··· Provided entries

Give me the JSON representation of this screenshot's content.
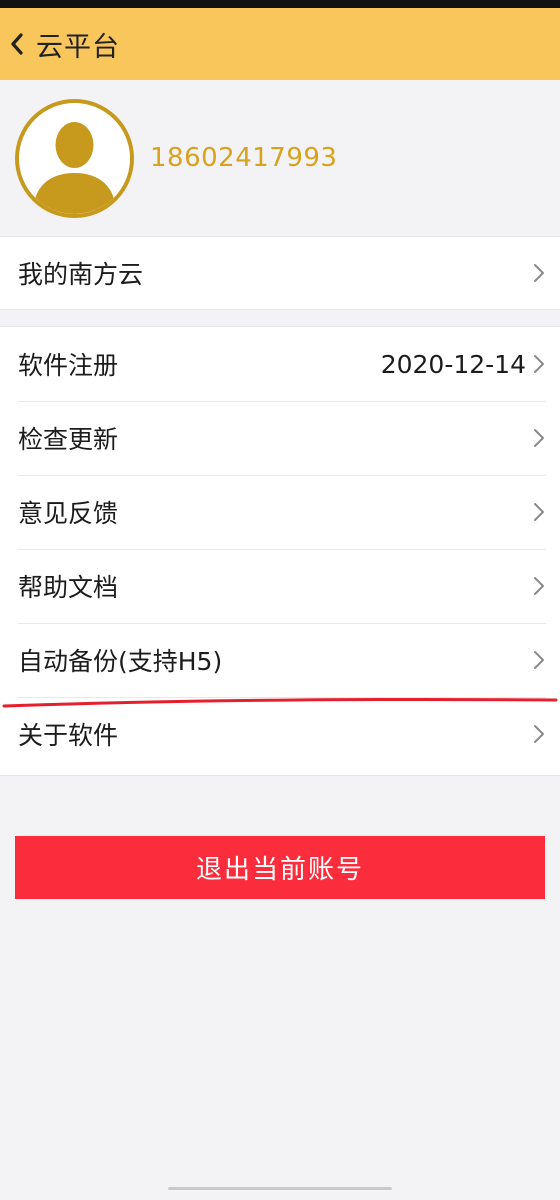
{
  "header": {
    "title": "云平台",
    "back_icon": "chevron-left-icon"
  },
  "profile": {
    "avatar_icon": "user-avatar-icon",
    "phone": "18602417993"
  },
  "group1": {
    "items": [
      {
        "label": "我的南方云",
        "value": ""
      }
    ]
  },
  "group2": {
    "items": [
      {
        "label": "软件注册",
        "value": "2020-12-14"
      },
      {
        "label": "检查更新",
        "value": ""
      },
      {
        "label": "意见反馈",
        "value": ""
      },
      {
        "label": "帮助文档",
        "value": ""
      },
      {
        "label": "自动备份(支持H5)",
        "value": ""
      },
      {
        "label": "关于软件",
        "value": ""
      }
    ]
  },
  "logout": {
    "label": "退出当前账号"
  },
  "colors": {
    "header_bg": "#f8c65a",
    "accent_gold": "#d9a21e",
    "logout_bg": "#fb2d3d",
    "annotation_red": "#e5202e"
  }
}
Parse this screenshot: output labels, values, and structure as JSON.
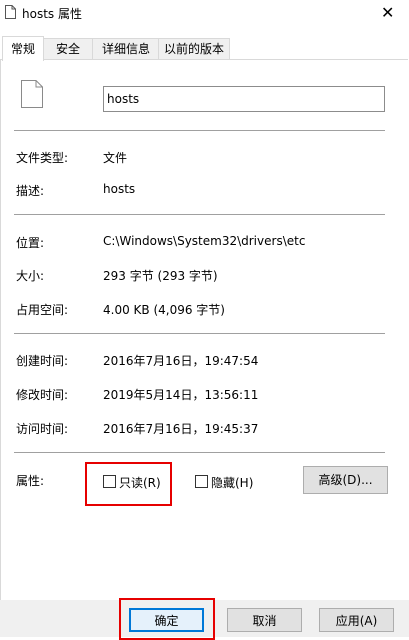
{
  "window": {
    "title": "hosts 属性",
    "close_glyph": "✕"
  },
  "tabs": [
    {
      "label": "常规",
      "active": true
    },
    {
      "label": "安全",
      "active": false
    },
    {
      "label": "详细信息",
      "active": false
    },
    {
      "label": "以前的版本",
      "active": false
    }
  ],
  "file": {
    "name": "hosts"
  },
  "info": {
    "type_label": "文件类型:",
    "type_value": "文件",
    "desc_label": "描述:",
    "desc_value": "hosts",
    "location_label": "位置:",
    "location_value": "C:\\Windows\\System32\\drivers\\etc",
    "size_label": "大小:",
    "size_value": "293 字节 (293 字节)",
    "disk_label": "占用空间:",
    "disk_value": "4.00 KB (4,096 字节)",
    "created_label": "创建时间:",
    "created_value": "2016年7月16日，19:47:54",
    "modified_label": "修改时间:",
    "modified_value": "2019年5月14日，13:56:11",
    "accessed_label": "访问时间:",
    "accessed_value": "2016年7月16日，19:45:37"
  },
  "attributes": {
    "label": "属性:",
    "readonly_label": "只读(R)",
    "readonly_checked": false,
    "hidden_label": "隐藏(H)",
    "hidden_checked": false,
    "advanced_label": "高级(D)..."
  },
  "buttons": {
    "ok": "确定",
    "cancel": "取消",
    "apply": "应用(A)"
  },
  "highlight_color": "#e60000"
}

······

### Set problem
How many of the lines above hold "screenshot"? Answer with only the number.

### Solved exercise
2